▶ **Figure content listings**:

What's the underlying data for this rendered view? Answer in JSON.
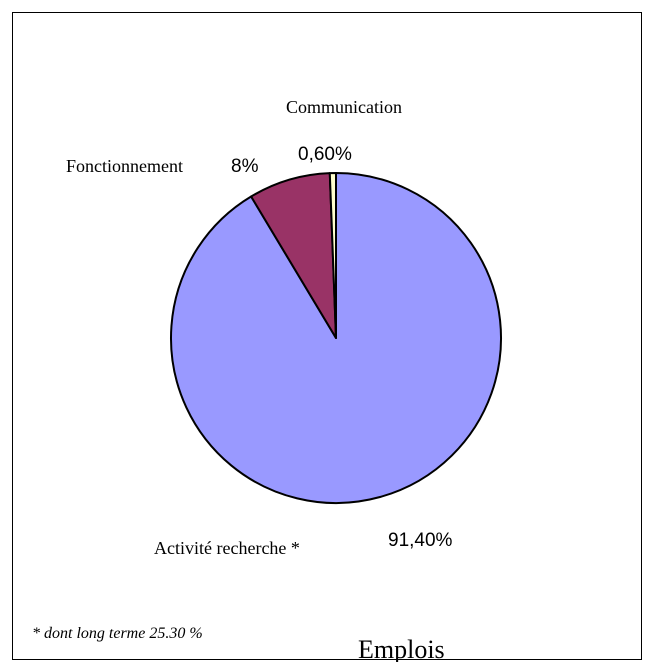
{
  "chart_data": {
    "type": "pie",
    "title": "Emplois",
    "slices": [
      {
        "label": "Activité recherche *",
        "value": 91.4,
        "value_label": "91,40%",
        "color": "#9999ff"
      },
      {
        "label": "Fonctionnement",
        "value": 8,
        "value_label": "8%",
        "color": "#993366"
      },
      {
        "label": "Communication",
        "value": 0.6,
        "value_label": "0,60%",
        "color": "#ffffcc"
      }
    ],
    "footnote": "* dont long terme 25.30 %"
  }
}
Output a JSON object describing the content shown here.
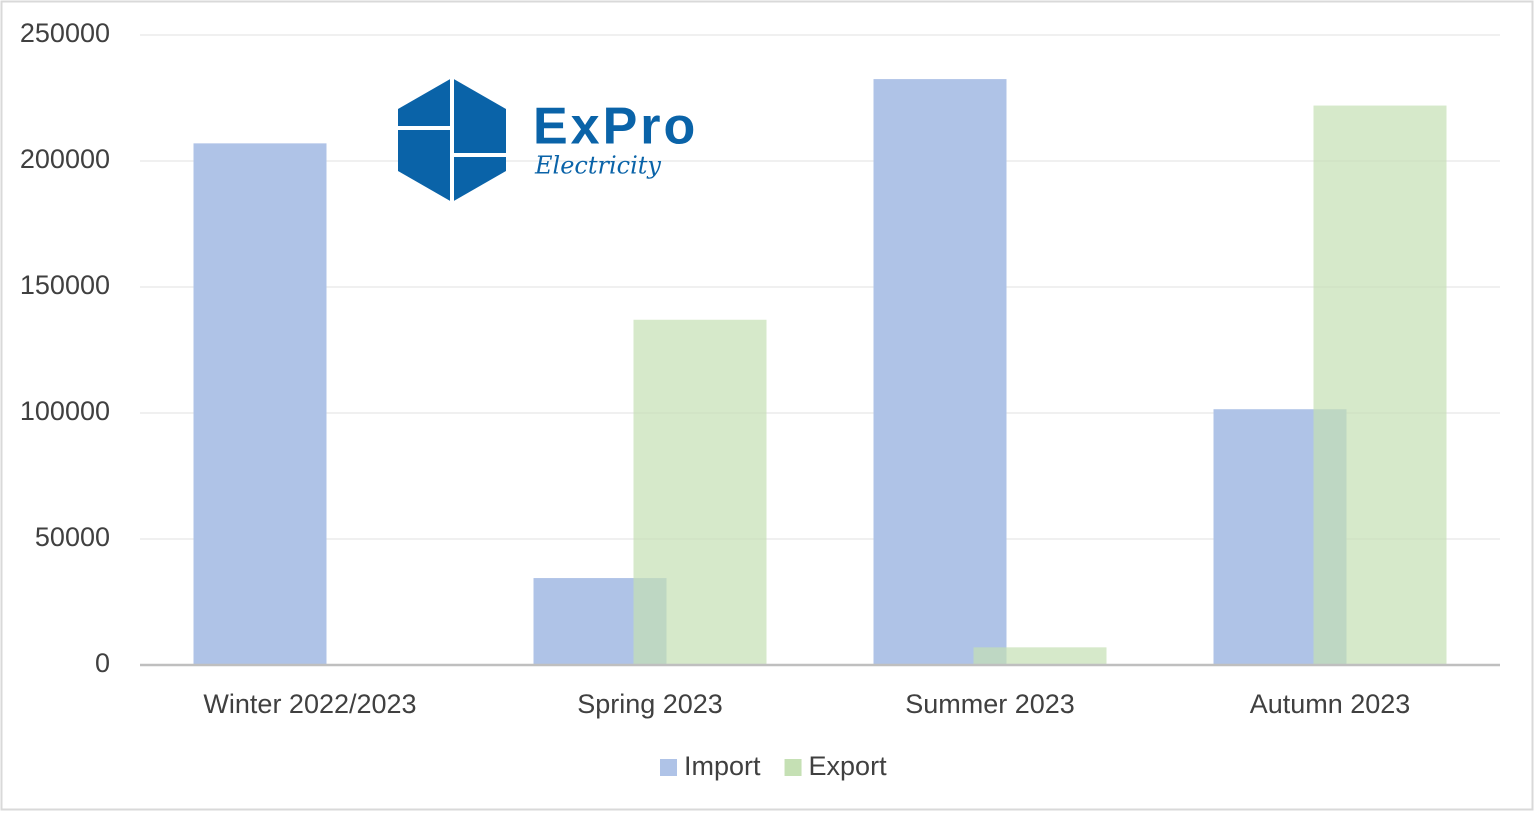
{
  "logo": {
    "name": "ExPro",
    "tagline": "Electricity"
  },
  "chart_data": {
    "type": "bar",
    "categories": [
      "Winter 2022/2023",
      "Spring 2023",
      "Summer 2023",
      "Autumn 2023"
    ],
    "series": [
      {
        "name": "Import",
        "color": "#afc3e7",
        "values": [
          207000,
          34500,
          232500,
          101500
        ]
      },
      {
        "name": "Export",
        "color": "#c5e0b4",
        "values": [
          0,
          137000,
          7000,
          222000
        ]
      }
    ],
    "ylim": [
      0,
      250000
    ],
    "yticks": [
      0,
      50000,
      100000,
      150000,
      200000,
      250000
    ],
    "grid": true,
    "legend": "bottom"
  }
}
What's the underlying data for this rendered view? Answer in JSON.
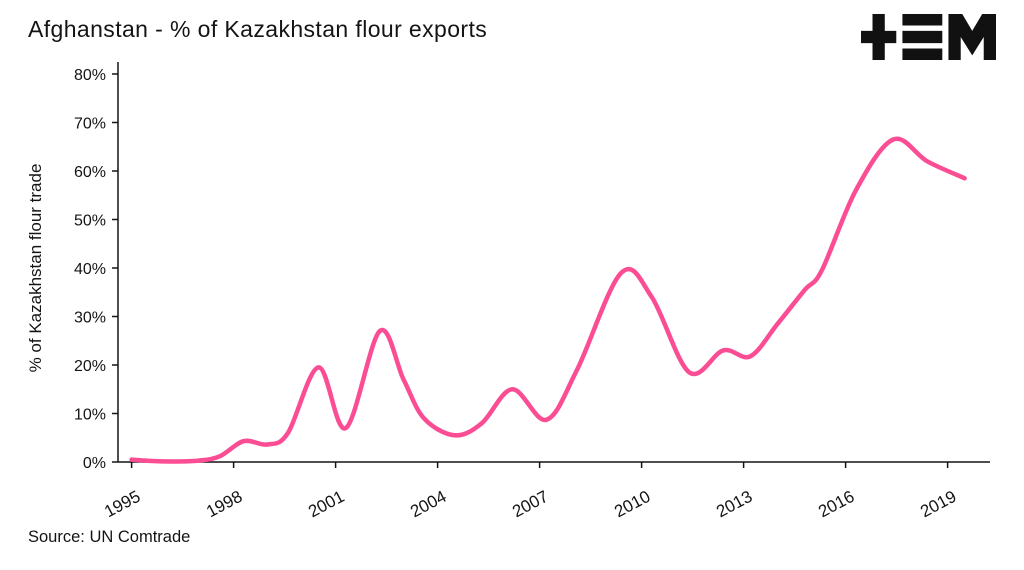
{
  "header": {
    "title": "Afghanstan - % of Kazakhstan flour exports",
    "logo_name": "tem-logo"
  },
  "footer": {
    "source": "Source: UN Comtrade"
  },
  "colors": {
    "line": "#fb4d93",
    "axis": "#141414",
    "background": "#ffffff",
    "logo": "#111111"
  },
  "chart_data": {
    "type": "line",
    "title": "Afghanstan - % of Kazakhstan flour exports",
    "xlabel": "",
    "ylabel": "% of Kazakhstan flour trade",
    "source": "Source: UN Comtrade",
    "xlim": [
      1994.6,
      2020.1
    ],
    "ylim": [
      0,
      80
    ],
    "x_ticks": [
      1995,
      1998,
      2001,
      2004,
      2007,
      2010,
      2013,
      2016,
      2019
    ],
    "y_ticks": [
      0,
      10,
      20,
      30,
      40,
      50,
      60,
      70,
      80
    ],
    "y_tick_suffix": "%",
    "grid": false,
    "legend": "none",
    "series": [
      {
        "name": "Afghanistan share of Kazakhstan flour exports",
        "points": [
          [
            1995.0,
            0.5
          ],
          [
            1995.6,
            0.2
          ],
          [
            1996.3,
            0.1
          ],
          [
            1997.0,
            0.3
          ],
          [
            1997.6,
            1.2
          ],
          [
            1998.3,
            4.3
          ],
          [
            1999.0,
            3.6
          ],
          [
            1999.6,
            6.0
          ],
          [
            2000.5,
            19.5
          ],
          [
            2001.3,
            7.0
          ],
          [
            2002.3,
            27.0
          ],
          [
            2003.0,
            17.0
          ],
          [
            2003.6,
            9.0
          ],
          [
            2004.5,
            5.5
          ],
          [
            2005.3,
            8.0
          ],
          [
            2006.2,
            15.0
          ],
          [
            2007.2,
            8.7
          ],
          [
            2008.1,
            19.0
          ],
          [
            2009.4,
            39.0
          ],
          [
            2010.3,
            34.0
          ],
          [
            2011.4,
            18.5
          ],
          [
            2012.4,
            23.0
          ],
          [
            2013.2,
            21.8
          ],
          [
            2014.0,
            28.5
          ],
          [
            2014.8,
            35.5
          ],
          [
            2015.3,
            39.5
          ],
          [
            2016.3,
            56.0
          ],
          [
            2017.4,
            66.5
          ],
          [
            2018.4,
            62.0
          ],
          [
            2019.5,
            58.5
          ]
        ]
      }
    ]
  }
}
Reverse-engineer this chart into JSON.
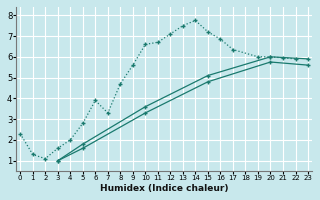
{
  "xlabel": "Humidex (Indice chaleur)",
  "bg_color": "#c8e8ec",
  "grid_color": "#ffffff",
  "line_color": "#1a7a6e",
  "xticks": [
    0,
    1,
    2,
    3,
    4,
    5,
    6,
    7,
    8,
    9,
    10,
    11,
    12,
    13,
    14,
    15,
    16,
    17,
    18,
    19,
    20,
    21,
    22,
    23
  ],
  "yticks": [
    1,
    2,
    3,
    4,
    5,
    6,
    7,
    8
  ],
  "xlim": [
    -0.3,
    23.3
  ],
  "ylim": [
    0.5,
    8.4
  ],
  "line1_x": [
    0,
    1,
    2,
    3,
    4,
    5,
    6,
    7,
    8,
    9,
    10,
    11,
    12,
    13,
    14,
    15,
    16,
    17,
    19,
    20,
    21,
    22
  ],
  "line1_y": [
    2.3,
    1.3,
    1.1,
    1.6,
    2.0,
    2.8,
    3.9,
    3.3,
    4.7,
    5.6,
    6.6,
    6.7,
    7.1,
    7.5,
    7.75,
    7.2,
    6.85,
    6.35,
    6.0,
    6.0,
    5.95,
    5.9
  ],
  "line2_x": [
    3,
    5,
    10,
    15,
    20,
    23
  ],
  "line2_y": [
    1.0,
    1.6,
    3.3,
    4.8,
    5.75,
    5.6
  ],
  "line3_x": [
    3,
    5,
    10,
    15,
    20,
    23
  ],
  "line3_y": [
    1.0,
    1.8,
    3.6,
    5.1,
    6.0,
    5.9
  ]
}
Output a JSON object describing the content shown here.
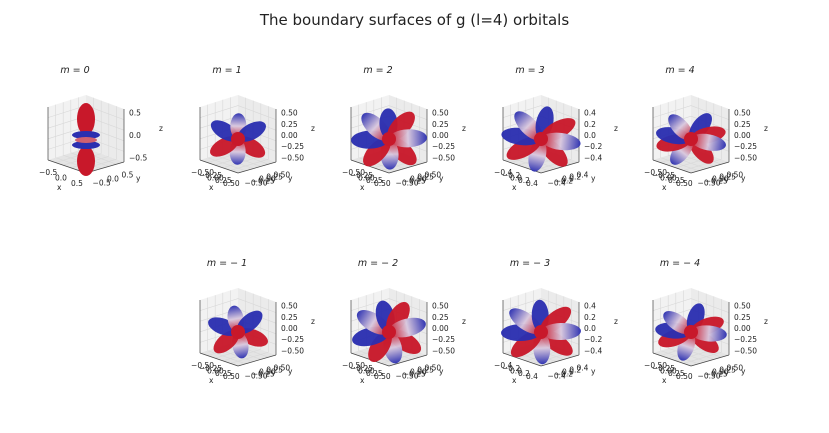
{
  "title": "The boundary surfaces of g (l=4) orbitals",
  "colors": {
    "positive": "#c8182a",
    "negative": "#2b2fb0",
    "pane": "#f2f2f2",
    "grid": "#d8d8d8"
  },
  "chart_data": [
    {
      "type": "surface3d",
      "title": "m = 0",
      "m": 0,
      "ticks": {
        "z": [
          "0.5",
          "0.0",
          "−0.5"
        ],
        "y": [
          "0.5",
          "0.0",
          "−0.5"
        ],
        "x": [
          "−0.5",
          "0.0",
          "0.5"
        ]
      },
      "axis_labels": {
        "x": "x",
        "y": "y",
        "z": "z"
      }
    },
    {
      "type": "surface3d",
      "title": "m = 1",
      "m": 1,
      "ticks": {
        "z": [
          "0.50",
          "0.25",
          "0.00",
          "−0.25",
          "−0.50"
        ],
        "y": [
          "0.50",
          "0.25",
          "0.00",
          "−0.25",
          "−0.50"
        ],
        "x": [
          "−0.50",
          "−0.25",
          "0.00",
          "0.25",
          "0.50"
        ]
      },
      "axis_labels": {
        "x": "x",
        "y": "y",
        "z": "z"
      }
    },
    {
      "type": "surface3d",
      "title": "m = 2",
      "m": 2,
      "ticks": {
        "z": [
          "0.50",
          "0.25",
          "0.00",
          "−0.25",
          "−0.50"
        ],
        "y": [
          "0.50",
          "0.25",
          "0.00",
          "−0.25",
          "−0.50"
        ],
        "x": [
          "−0.50",
          "−0.25",
          "0.00",
          "0.25",
          "0.50"
        ]
      },
      "axis_labels": {
        "x": "x",
        "y": "y",
        "z": "z"
      }
    },
    {
      "type": "surface3d",
      "title": "m = 3",
      "m": 3,
      "ticks": {
        "z": [
          "0.4",
          "0.2",
          "0.0",
          "−0.2",
          "−0.4"
        ],
        "y": [
          "0.4",
          "0.2",
          "0.0",
          "−0.2",
          "−0.4"
        ],
        "x": [
          "−0.4",
          "−0.2",
          "0.0",
          "0.2",
          "0.4"
        ]
      },
      "axis_labels": {
        "x": "x",
        "y": "y",
        "z": "z"
      }
    },
    {
      "type": "surface3d",
      "title": "m = 4",
      "m": 4,
      "ticks": {
        "z": [
          "0.50",
          "0.25",
          "0.00",
          "−0.25",
          "−0.50"
        ],
        "y": [
          "0.50",
          "0.25",
          "0.00",
          "−0.25",
          "−0.50"
        ],
        "x": [
          "−0.50",
          "−0.25",
          "0.00",
          "0.25",
          "0.50"
        ]
      },
      "axis_labels": {
        "x": "x",
        "y": "y",
        "z": "z"
      }
    },
    {
      "type": "surface3d",
      "title": "m = − 1",
      "m": -1,
      "ticks": {
        "z": [
          "0.50",
          "0.25",
          "0.00",
          "−0.25",
          "−0.50"
        ],
        "y": [
          "0.50",
          "0.25",
          "0.00",
          "−0.25",
          "−0.50"
        ],
        "x": [
          "−0.50",
          "−0.25",
          "0.00",
          "0.25",
          "0.50"
        ]
      },
      "axis_labels": {
        "x": "x",
        "y": "y",
        "z": "z"
      }
    },
    {
      "type": "surface3d",
      "title": "m = − 2",
      "m": -2,
      "ticks": {
        "z": [
          "0.50",
          "0.25",
          "0.00",
          "−0.25",
          "−0.50"
        ],
        "y": [
          "0.50",
          "0.25",
          "0.00",
          "−0.25",
          "−0.50"
        ],
        "x": [
          "−0.50",
          "−0.25",
          "0.00",
          "0.25",
          "0.50"
        ]
      },
      "axis_labels": {
        "x": "x",
        "y": "y",
        "z": "z"
      }
    },
    {
      "type": "surface3d",
      "title": "m = − 3",
      "m": -3,
      "ticks": {
        "z": [
          "0.4",
          "0.2",
          "0.0",
          "−0.2",
          "−0.4"
        ],
        "y": [
          "0.4",
          "0.2",
          "0.0",
          "−0.2",
          "−0.4"
        ],
        "x": [
          "−0.4",
          "−0.2",
          "0.0",
          "0.2",
          "0.4"
        ]
      },
      "axis_labels": {
        "x": "x",
        "y": "y",
        "z": "z"
      }
    },
    {
      "type": "surface3d",
      "title": "m = − 4",
      "m": -4,
      "ticks": {
        "z": [
          "0.50",
          "0.25",
          "0.00",
          "−0.25",
          "−0.50"
        ],
        "y": [
          "0.50",
          "0.25",
          "0.00",
          "−0.25",
          "−0.50"
        ],
        "x": [
          "−0.50",
          "−0.25",
          "0.00",
          "0.25",
          "0.50"
        ]
      },
      "axis_labels": {
        "x": "x",
        "y": "y",
        "z": "z"
      }
    }
  ]
}
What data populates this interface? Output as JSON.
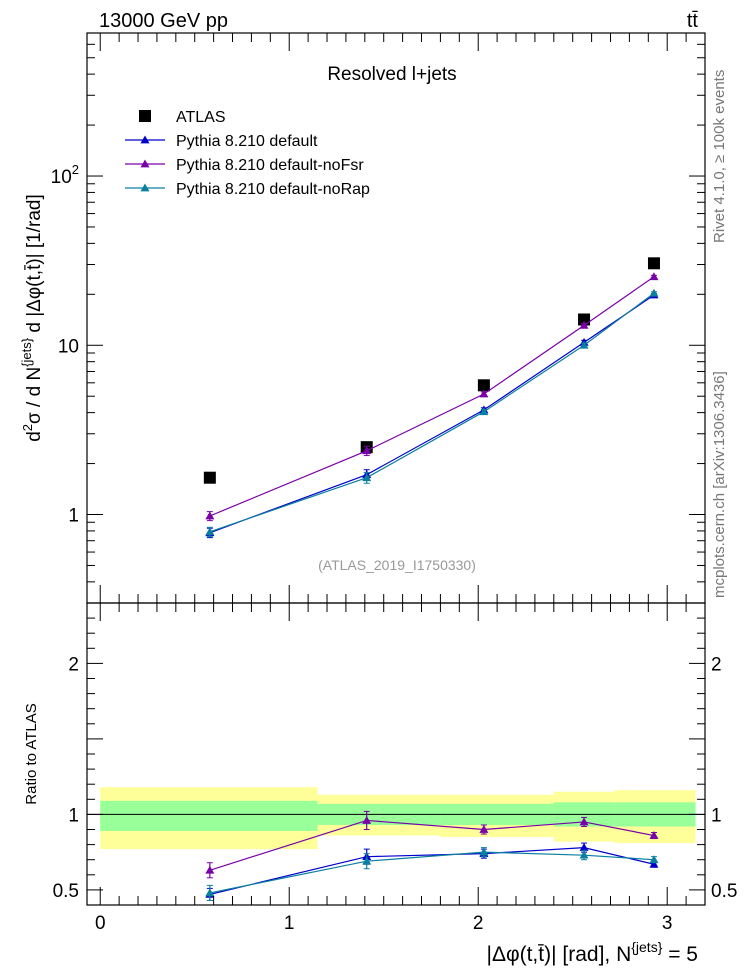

▶ **Objective**: Copy every line of the entries above in which "flour" occurs.

▶ **Answer for this exercise**:
    "title": "Afghanstan - % of Kazakhstan flour exports",
    "title": "Afghanstan - % of Kazakhstan flour exports",
    "ylabel": "% of Kazakhstan flour trade",
        "name": "Afghanistan share of Kazakhstan flour exports",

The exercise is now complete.